• [Work to be completed]: All entries must be extracted exactly, with nothing added or dropped.

• [Extracted data]:
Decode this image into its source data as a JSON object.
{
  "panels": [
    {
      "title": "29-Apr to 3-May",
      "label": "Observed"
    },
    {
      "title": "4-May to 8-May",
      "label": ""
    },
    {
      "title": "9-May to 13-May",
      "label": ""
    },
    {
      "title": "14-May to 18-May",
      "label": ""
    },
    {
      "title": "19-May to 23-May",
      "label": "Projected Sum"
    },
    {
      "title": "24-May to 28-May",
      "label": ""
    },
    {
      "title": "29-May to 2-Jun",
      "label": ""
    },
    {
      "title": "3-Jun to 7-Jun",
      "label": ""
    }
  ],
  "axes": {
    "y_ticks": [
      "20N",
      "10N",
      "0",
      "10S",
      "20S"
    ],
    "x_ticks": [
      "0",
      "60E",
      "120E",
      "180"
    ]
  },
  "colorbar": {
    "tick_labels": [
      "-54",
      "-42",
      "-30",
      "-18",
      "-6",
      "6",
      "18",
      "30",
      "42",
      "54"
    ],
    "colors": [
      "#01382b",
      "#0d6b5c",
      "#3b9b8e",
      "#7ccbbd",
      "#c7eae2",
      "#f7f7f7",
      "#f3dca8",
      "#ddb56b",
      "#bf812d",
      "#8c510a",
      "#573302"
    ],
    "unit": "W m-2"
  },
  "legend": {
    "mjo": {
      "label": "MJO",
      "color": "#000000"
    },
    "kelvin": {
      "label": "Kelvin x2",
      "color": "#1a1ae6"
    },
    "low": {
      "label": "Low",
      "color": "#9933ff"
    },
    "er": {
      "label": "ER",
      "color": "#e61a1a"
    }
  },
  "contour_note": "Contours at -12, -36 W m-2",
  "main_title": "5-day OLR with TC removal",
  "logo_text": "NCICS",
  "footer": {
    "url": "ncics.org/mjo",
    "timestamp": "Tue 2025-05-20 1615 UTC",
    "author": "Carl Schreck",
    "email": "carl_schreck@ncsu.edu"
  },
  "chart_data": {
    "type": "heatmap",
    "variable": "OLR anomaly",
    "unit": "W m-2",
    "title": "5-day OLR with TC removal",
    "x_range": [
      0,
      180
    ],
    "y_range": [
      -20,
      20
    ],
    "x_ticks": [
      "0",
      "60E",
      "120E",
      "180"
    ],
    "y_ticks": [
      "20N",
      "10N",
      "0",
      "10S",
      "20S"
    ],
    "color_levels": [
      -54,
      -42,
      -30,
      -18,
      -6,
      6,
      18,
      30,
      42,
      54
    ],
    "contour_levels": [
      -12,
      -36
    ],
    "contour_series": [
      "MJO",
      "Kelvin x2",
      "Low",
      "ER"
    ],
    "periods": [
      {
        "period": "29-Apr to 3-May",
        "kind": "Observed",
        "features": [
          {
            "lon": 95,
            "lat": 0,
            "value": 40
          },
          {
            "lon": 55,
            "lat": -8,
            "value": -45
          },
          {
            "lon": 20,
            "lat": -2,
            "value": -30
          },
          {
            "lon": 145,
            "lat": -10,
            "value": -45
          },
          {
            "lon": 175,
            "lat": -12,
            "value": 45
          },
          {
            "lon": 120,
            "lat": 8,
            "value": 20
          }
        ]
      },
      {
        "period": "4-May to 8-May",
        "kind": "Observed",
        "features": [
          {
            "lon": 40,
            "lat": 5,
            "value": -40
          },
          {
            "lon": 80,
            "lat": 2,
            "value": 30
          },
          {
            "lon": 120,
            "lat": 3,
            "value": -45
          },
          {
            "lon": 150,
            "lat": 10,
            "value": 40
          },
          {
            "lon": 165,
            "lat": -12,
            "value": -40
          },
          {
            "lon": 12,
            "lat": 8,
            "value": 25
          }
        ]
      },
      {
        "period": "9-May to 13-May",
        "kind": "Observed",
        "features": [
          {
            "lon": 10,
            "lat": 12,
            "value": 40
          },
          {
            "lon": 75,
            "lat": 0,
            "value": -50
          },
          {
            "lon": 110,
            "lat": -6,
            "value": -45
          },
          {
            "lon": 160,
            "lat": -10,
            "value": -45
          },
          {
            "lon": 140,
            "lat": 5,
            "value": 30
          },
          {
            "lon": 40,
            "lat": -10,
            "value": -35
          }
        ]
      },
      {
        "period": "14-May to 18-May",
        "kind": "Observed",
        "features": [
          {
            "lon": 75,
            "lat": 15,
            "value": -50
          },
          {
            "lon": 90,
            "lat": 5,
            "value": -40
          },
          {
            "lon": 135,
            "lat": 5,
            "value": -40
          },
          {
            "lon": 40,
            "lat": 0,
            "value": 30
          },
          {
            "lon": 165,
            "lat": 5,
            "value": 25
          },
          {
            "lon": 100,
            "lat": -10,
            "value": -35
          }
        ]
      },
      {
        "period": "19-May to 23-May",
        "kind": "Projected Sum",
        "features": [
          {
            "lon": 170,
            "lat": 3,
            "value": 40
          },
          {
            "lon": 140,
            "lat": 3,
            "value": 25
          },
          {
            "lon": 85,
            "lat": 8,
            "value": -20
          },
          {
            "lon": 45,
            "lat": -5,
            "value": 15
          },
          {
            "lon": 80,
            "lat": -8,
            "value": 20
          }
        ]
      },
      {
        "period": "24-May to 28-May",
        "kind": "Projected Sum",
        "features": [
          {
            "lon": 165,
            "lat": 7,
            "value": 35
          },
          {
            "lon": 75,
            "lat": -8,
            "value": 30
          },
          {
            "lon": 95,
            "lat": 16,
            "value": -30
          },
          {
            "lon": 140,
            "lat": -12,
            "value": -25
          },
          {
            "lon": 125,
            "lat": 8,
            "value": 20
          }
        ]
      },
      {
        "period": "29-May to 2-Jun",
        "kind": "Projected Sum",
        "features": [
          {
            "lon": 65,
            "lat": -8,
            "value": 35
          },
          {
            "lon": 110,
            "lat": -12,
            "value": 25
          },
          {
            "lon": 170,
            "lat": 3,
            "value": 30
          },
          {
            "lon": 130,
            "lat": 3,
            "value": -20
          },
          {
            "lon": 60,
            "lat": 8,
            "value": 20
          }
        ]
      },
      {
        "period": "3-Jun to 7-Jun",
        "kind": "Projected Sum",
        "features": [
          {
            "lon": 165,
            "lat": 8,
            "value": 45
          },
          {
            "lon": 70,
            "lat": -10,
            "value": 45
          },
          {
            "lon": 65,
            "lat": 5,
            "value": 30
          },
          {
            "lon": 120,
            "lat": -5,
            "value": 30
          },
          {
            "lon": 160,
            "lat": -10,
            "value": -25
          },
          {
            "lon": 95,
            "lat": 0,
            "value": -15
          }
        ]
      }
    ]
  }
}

• [Output of the exercise]:
Decode this image into its source data as a JSON object.
{
  "panels": [
    {
      "title": "29-Apr to 3-May",
      "label": "Observed"
    },
    {
      "title": "4-May to 8-May",
      "label": ""
    },
    {
      "title": "9-May to 13-May",
      "label": ""
    },
    {
      "title": "14-May to 18-May",
      "label": ""
    },
    {
      "title": "19-May to 23-May",
      "label": "Projected Sum"
    },
    {
      "title": "24-May to 28-May",
      "label": ""
    },
    {
      "title": "29-May to 2-Jun",
      "label": ""
    },
    {
      "title": "3-Jun to 7-Jun",
      "label": ""
    }
  ],
  "axes": {
    "y_ticks": [
      "20N",
      "10N",
      "0",
      "10S",
      "20S"
    ],
    "x_ticks": [
      "0",
      "60E",
      "120E",
      "180"
    ]
  },
  "colorbar": {
    "tick_labels": [
      "-54",
      "-42",
      "-30",
      "-18",
      "-6",
      "6",
      "18",
      "30",
      "42",
      "54"
    ],
    "colors": [
      "#01382b",
      "#0d6b5c",
      "#3b9b8e",
      "#7ccbbd",
      "#c7eae2",
      "#f7f7f7",
      "#f3dca8",
      "#ddb56b",
      "#bf812d",
      "#8c510a",
      "#573302"
    ],
    "unit": "W m-2"
  },
  "legend": {
    "mjo": {
      "label": "MJO",
      "color": "#000000"
    },
    "kelvin": {
      "label": "Kelvin x2",
      "color": "#1a1ae6"
    },
    "low": {
      "label": "Low",
      "color": "#9933ff"
    },
    "er": {
      "label": "ER",
      "color": "#e61a1a"
    }
  },
  "contour_note": "Contours at -12, -36 W m-2",
  "main_title": "5-day OLR with TC removal",
  "logo_text": "NCICS",
  "footer": {
    "url": "ncics.org/mjo",
    "timestamp": "Tue 2025-05-20 1615 UTC",
    "author": "Carl Schreck",
    "email": "carl_schreck@ncsu.edu"
  },
  "chart_data": {
    "type": "heatmap",
    "variable": "OLR anomaly",
    "unit": "W m-2",
    "title": "5-day OLR with TC removal",
    "x_range": [
      0,
      180
    ],
    "y_range": [
      -20,
      20
    ],
    "x_ticks": [
      "0",
      "60E",
      "120E",
      "180"
    ],
    "y_ticks": [
      "20N",
      "10N",
      "0",
      "10S",
      "20S"
    ],
    "color_levels": [
      -54,
      -42,
      -30,
      -18,
      -6,
      6,
      18,
      30,
      42,
      54
    ],
    "contour_levels": [
      -12,
      -36
    ],
    "contour_series": [
      "MJO",
      "Kelvin x2",
      "Low",
      "ER"
    ],
    "periods": [
      {
        "period": "29-Apr to 3-May",
        "kind": "Observed",
        "features": [
          {
            "lon": 95,
            "lat": 0,
            "value": 40
          },
          {
            "lon": 55,
            "lat": -8,
            "value": -45
          },
          {
            "lon": 20,
            "lat": -2,
            "value": -30
          },
          {
            "lon": 145,
            "lat": -10,
            "value": -45
          },
          {
            "lon": 175,
            "lat": -12,
            "value": 45
          },
          {
            "lon": 120,
            "lat": 8,
            "value": 20
          }
        ]
      },
      {
        "period": "4-May to 8-May",
        "kind": "Observed",
        "features": [
          {
            "lon": 40,
            "lat": 5,
            "value": -40
          },
          {
            "lon": 80,
            "lat": 2,
            "value": 30
          },
          {
            "lon": 120,
            "lat": 3,
            "value": -45
          },
          {
            "lon": 150,
            "lat": 10,
            "value": 40
          },
          {
            "lon": 165,
            "lat": -12,
            "value": -40
          },
          {
            "lon": 12,
            "lat": 8,
            "value": 25
          }
        ]
      },
      {
        "period": "9-May to 13-May",
        "kind": "Observed",
        "features": [
          {
            "lon": 10,
            "lat": 12,
            "value": 40
          },
          {
            "lon": 75,
            "lat": 0,
            "value": -50
          },
          {
            "lon": 110,
            "lat": -6,
            "value": -45
          },
          {
            "lon": 160,
            "lat": -10,
            "value": -45
          },
          {
            "lon": 140,
            "lat": 5,
            "value": 30
          },
          {
            "lon": 40,
            "lat": -10,
            "value": -35
          }
        ]
      },
      {
        "period": "14-May to 18-May",
        "kind": "Observed",
        "features": [
          {
            "lon": 75,
            "lat": 15,
            "value": -50
          },
          {
            "lon": 90,
            "lat": 5,
            "value": -40
          },
          {
            "lon": 135,
            "lat": 5,
            "value": -40
          },
          {
            "lon": 40,
            "lat": 0,
            "value": 30
          },
          {
            "lon": 165,
            "lat": 5,
            "value": 25
          },
          {
            "lon": 100,
            "lat": -10,
            "value": -35
          }
        ]
      },
      {
        "period": "19-May to 23-May",
        "kind": "Projected Sum",
        "features": [
          {
            "lon": 170,
            "lat": 3,
            "value": 40
          },
          {
            "lon": 140,
            "lat": 3,
            "value": 25
          },
          {
            "lon": 85,
            "lat": 8,
            "value": -20
          },
          {
            "lon": 45,
            "lat": -5,
            "value": 15
          },
          {
            "lon": 80,
            "lat": -8,
            "value": 20
          }
        ]
      },
      {
        "period": "24-May to 28-May",
        "kind": "Projected Sum",
        "features": [
          {
            "lon": 165,
            "lat": 7,
            "value": 35
          },
          {
            "lon": 75,
            "lat": -8,
            "value": 30
          },
          {
            "lon": 95,
            "lat": 16,
            "value": -30
          },
          {
            "lon": 140,
            "lat": -12,
            "value": -25
          },
          {
            "lon": 125,
            "lat": 8,
            "value": 20
          }
        ]
      },
      {
        "period": "29-May to 2-Jun",
        "kind": "Projected Sum",
        "features": [
          {
            "lon": 65,
            "lat": -8,
            "value": 35
          },
          {
            "lon": 110,
            "lat": -12,
            "value": 25
          },
          {
            "lon": 170,
            "lat": 3,
            "value": 30
          },
          {
            "lon": 130,
            "lat": 3,
            "value": -20
          },
          {
            "lon": 60,
            "lat": 8,
            "value": 20
          }
        ]
      },
      {
        "period": "3-Jun to 7-Jun",
        "kind": "Projected Sum",
        "features": [
          {
            "lon": 165,
            "lat": 8,
            "value": 45
          },
          {
            "lon": 70,
            "lat": -10,
            "value": 45
          },
          {
            "lon": 65,
            "lat": 5,
            "value": 30
          },
          {
            "lon": 120,
            "lat": -5,
            "value": 30
          },
          {
            "lon": 160,
            "lat": -10,
            "value": -25
          },
          {
            "lon": 95,
            "lat": 0,
            "value": -15
          }
        ]
      }
    ]
  }
}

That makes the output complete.